* START *

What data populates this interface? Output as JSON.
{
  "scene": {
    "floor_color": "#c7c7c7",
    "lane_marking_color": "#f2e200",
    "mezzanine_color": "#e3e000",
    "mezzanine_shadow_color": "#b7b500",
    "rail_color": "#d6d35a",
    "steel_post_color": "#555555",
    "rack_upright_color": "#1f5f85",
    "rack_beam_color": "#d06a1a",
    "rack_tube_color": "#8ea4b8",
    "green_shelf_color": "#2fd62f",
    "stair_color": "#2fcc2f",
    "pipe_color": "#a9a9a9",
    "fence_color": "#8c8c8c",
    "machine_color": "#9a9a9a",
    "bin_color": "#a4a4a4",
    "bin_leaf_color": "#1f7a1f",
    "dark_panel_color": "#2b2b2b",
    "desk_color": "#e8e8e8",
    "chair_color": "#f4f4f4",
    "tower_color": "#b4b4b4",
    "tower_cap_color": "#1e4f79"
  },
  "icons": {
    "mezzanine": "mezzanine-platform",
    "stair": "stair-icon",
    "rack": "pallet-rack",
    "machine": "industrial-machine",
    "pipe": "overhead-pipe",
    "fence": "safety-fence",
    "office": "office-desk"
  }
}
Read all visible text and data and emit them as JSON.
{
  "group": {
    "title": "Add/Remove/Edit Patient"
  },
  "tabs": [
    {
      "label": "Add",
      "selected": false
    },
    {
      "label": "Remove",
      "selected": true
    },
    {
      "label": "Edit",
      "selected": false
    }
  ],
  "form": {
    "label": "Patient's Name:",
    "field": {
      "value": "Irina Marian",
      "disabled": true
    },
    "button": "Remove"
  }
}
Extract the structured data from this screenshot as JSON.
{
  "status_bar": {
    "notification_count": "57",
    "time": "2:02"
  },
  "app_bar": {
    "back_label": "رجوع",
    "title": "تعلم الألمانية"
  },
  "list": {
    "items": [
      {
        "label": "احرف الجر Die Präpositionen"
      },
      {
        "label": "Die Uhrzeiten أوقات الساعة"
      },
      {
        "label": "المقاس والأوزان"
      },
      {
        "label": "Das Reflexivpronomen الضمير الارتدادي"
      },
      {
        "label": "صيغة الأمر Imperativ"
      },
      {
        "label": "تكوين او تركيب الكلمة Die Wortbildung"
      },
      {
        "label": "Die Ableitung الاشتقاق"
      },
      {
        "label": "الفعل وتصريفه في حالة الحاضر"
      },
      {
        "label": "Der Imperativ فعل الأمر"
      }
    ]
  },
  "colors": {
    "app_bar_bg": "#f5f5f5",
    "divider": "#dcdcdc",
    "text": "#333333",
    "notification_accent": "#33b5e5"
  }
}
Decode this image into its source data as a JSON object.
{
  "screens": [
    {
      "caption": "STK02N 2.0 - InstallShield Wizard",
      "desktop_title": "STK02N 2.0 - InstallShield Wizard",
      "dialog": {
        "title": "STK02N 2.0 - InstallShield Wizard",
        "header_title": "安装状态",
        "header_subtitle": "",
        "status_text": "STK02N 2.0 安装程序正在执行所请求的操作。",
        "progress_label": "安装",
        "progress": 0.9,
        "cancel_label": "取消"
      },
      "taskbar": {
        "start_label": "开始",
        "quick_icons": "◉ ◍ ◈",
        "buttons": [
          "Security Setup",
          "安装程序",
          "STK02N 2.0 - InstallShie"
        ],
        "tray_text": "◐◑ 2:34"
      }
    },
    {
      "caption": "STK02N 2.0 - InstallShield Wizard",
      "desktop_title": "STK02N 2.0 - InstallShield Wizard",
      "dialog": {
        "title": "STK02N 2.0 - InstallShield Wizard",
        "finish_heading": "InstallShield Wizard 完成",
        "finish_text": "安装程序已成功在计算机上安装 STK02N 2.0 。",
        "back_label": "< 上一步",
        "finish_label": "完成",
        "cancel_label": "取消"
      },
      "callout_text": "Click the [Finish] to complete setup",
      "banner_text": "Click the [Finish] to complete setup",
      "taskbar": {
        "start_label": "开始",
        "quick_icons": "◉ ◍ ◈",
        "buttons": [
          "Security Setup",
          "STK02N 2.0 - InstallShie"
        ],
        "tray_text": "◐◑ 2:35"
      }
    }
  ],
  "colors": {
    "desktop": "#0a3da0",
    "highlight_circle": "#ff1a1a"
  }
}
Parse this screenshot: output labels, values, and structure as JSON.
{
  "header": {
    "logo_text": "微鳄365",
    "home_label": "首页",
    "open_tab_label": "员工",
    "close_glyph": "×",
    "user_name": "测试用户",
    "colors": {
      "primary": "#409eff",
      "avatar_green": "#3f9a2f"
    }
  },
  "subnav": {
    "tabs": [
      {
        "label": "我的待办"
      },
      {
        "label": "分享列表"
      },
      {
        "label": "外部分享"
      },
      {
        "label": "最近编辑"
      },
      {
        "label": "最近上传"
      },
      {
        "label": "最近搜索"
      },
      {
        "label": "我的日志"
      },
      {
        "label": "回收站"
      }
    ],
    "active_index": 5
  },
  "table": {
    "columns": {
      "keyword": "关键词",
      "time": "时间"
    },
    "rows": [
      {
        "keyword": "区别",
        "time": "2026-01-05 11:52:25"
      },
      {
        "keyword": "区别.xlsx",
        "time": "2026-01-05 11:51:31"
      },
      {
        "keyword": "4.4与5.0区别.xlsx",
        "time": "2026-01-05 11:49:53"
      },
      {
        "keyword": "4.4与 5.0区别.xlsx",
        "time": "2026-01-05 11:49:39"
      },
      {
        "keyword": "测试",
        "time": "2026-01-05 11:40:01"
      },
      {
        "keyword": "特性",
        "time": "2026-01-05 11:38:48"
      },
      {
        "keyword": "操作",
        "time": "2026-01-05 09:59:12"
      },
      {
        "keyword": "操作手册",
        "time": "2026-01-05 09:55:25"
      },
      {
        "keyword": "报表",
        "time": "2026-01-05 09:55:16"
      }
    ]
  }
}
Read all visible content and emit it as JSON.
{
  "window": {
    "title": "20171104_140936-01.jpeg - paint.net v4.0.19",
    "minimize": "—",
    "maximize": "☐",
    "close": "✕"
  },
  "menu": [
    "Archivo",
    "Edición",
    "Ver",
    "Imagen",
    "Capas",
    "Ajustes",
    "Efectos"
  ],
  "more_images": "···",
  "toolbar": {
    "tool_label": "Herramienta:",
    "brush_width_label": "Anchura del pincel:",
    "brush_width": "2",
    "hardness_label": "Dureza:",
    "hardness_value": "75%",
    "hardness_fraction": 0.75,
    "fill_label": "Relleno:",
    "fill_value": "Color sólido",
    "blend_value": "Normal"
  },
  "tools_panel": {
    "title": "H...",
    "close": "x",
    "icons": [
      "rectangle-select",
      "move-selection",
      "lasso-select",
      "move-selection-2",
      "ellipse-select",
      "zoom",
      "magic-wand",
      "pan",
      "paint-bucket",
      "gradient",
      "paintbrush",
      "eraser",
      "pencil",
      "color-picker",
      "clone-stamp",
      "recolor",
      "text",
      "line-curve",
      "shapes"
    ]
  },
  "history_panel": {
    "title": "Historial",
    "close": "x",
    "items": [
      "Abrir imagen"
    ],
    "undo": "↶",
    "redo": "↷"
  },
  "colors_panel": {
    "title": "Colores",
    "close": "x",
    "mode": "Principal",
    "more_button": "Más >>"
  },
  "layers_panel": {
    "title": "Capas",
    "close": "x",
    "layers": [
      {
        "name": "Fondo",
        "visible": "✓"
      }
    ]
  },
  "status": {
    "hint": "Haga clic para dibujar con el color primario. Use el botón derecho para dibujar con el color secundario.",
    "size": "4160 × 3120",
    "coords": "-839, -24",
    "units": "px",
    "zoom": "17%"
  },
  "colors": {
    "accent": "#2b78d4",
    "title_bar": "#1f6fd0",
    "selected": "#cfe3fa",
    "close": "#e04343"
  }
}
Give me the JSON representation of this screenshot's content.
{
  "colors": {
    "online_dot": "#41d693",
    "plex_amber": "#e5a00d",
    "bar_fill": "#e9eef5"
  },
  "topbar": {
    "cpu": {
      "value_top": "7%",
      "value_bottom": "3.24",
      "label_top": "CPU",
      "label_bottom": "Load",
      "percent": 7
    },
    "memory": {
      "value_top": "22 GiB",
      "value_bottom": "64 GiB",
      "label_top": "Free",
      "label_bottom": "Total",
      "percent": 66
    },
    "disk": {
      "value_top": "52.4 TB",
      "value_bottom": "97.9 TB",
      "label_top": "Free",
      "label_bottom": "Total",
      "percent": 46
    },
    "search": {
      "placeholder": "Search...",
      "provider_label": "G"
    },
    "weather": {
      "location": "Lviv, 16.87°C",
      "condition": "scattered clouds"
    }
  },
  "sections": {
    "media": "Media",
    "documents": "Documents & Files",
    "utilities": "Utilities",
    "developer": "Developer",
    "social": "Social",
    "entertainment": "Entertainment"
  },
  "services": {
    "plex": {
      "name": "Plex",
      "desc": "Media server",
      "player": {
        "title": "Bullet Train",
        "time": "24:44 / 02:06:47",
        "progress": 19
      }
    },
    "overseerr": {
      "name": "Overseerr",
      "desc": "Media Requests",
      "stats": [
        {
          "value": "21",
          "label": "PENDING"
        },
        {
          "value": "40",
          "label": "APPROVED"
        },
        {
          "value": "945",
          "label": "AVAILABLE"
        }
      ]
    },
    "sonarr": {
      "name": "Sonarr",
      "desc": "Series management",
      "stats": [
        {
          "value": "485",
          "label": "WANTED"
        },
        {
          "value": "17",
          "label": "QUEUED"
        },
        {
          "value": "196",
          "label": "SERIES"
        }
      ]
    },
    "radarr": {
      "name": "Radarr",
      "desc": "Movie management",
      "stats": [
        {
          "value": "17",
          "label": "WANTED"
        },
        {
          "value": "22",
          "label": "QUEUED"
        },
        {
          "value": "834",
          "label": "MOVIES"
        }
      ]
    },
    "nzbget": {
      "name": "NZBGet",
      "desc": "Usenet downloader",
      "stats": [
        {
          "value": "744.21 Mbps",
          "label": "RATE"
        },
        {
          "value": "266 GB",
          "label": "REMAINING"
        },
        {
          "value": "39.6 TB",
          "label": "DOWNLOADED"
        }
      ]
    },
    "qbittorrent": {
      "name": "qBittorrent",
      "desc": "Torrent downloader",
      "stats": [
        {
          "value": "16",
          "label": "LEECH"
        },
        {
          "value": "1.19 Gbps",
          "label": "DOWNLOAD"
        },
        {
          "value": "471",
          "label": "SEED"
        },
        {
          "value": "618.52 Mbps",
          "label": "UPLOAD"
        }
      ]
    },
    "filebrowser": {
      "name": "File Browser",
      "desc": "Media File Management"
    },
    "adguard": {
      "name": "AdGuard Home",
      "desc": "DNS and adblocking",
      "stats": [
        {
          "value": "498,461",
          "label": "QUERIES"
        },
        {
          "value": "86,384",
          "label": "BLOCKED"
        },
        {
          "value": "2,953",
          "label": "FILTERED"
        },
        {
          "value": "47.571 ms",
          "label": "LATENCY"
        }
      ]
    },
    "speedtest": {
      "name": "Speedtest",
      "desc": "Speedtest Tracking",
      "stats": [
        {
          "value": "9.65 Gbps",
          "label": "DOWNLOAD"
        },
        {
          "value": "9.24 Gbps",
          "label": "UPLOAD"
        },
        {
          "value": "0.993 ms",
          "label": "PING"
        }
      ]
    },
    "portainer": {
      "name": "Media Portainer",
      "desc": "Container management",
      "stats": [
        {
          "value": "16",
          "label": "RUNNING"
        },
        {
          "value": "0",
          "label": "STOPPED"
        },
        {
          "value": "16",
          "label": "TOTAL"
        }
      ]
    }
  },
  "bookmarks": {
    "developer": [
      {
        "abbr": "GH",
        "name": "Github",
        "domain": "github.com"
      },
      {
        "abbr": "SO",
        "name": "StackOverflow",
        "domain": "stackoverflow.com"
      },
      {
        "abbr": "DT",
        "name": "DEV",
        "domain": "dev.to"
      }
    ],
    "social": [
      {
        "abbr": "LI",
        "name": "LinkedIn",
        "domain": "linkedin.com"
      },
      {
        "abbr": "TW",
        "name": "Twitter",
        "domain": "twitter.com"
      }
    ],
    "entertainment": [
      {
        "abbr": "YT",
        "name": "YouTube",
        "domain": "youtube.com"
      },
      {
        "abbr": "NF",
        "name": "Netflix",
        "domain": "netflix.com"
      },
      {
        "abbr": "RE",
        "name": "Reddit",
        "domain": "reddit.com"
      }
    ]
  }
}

* END *

- **Job**: Go through the listing above and locate each line that holds the word "content". Copy those lines.

- **Full response**:
Read all visible content and emit it as JSON.
Give me the JSON representation of this screenshot's content.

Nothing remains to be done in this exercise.